Task details:
Write out the entries below once more, exactly, with the pictures left out.

Data rows:

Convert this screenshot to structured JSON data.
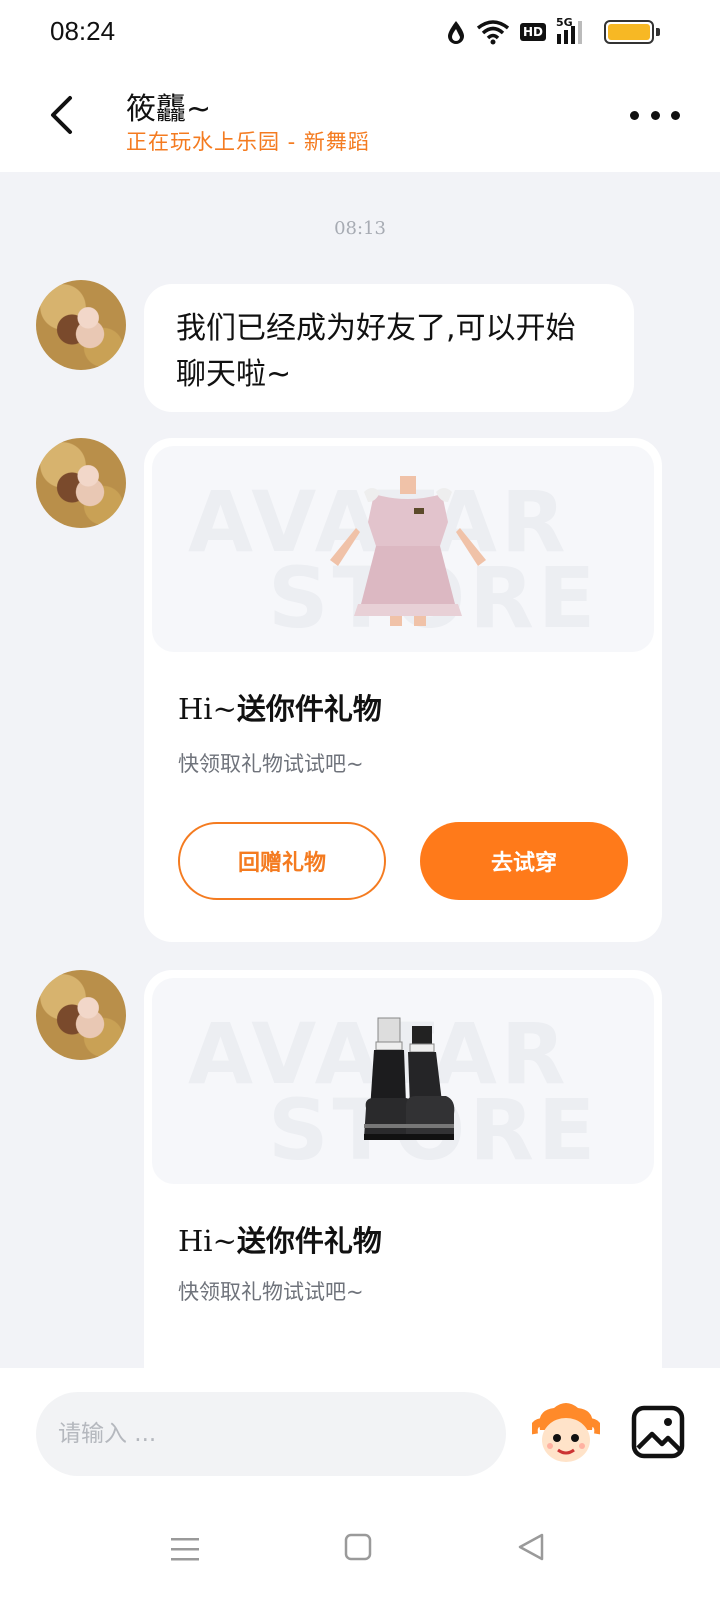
{
  "status_bar": {
    "time": "08:24",
    "hd_label": "HD",
    "network_label": "5G",
    "battery_color": "#f7b824"
  },
  "header": {
    "contact_name": "筱龘~",
    "contact_status": "正在玩水上乐园 - 新舞蹈"
  },
  "chat": {
    "timestamp": "08:13",
    "messages": [
      {
        "type": "text",
        "text": "我们已经成为好友了,可以开始聊天啦~"
      },
      {
        "type": "gift",
        "image": "dress-icon",
        "watermark_top": "AVATAR",
        "watermark_bottom": "STORE",
        "title_prefix": "Hi~",
        "title": "送你件礼物",
        "subtitle": "快领取礼物试试吧~",
        "return_gift_label": "回赠礼物",
        "try_on_label": "去试穿"
      },
      {
        "type": "gift",
        "image": "boots-icon",
        "watermark_top": "AVATAR",
        "watermark_bottom": "STORE",
        "title_prefix": "Hi~",
        "title": "送你件礼物",
        "subtitle": "快领取礼物试试吧~"
      }
    ]
  },
  "input": {
    "placeholder": "请输入 ..."
  },
  "colors": {
    "accent": "#ff7a1a",
    "accent_text": "#f47b20",
    "background": "#f2f3f7"
  }
}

Problem solution:
Convert this screenshot to structured JSON data.
{
  "status_bar": {
    "time": "08:24",
    "hd_label": "HD",
    "network_label": "5G",
    "battery_color": "#f7b824"
  },
  "header": {
    "contact_name": "筱龘~",
    "contact_status": "正在玩水上乐园 - 新舞蹈"
  },
  "chat": {
    "timestamp": "08:13",
    "messages": [
      {
        "type": "text",
        "text": "我们已经成为好友了,可以开始聊天啦~"
      },
      {
        "type": "gift",
        "image": "dress-icon",
        "watermark_top": "AVATAR",
        "watermark_bottom": "STORE",
        "title_prefix": "Hi~",
        "title": "送你件礼物",
        "subtitle": "快领取礼物试试吧~",
        "return_gift_label": "回赠礼物",
        "try_on_label": "去试穿"
      },
      {
        "type": "gift",
        "image": "boots-icon",
        "watermark_top": "AVATAR",
        "watermark_bottom": "STORE",
        "title_prefix": "Hi~",
        "title": "送你件礼物",
        "subtitle": "快领取礼物试试吧~"
      }
    ]
  },
  "input": {
    "placeholder": "请输入 ..."
  },
  "colors": {
    "accent": "#ff7a1a",
    "accent_text": "#f47b20",
    "background": "#f2f3f7"
  }
}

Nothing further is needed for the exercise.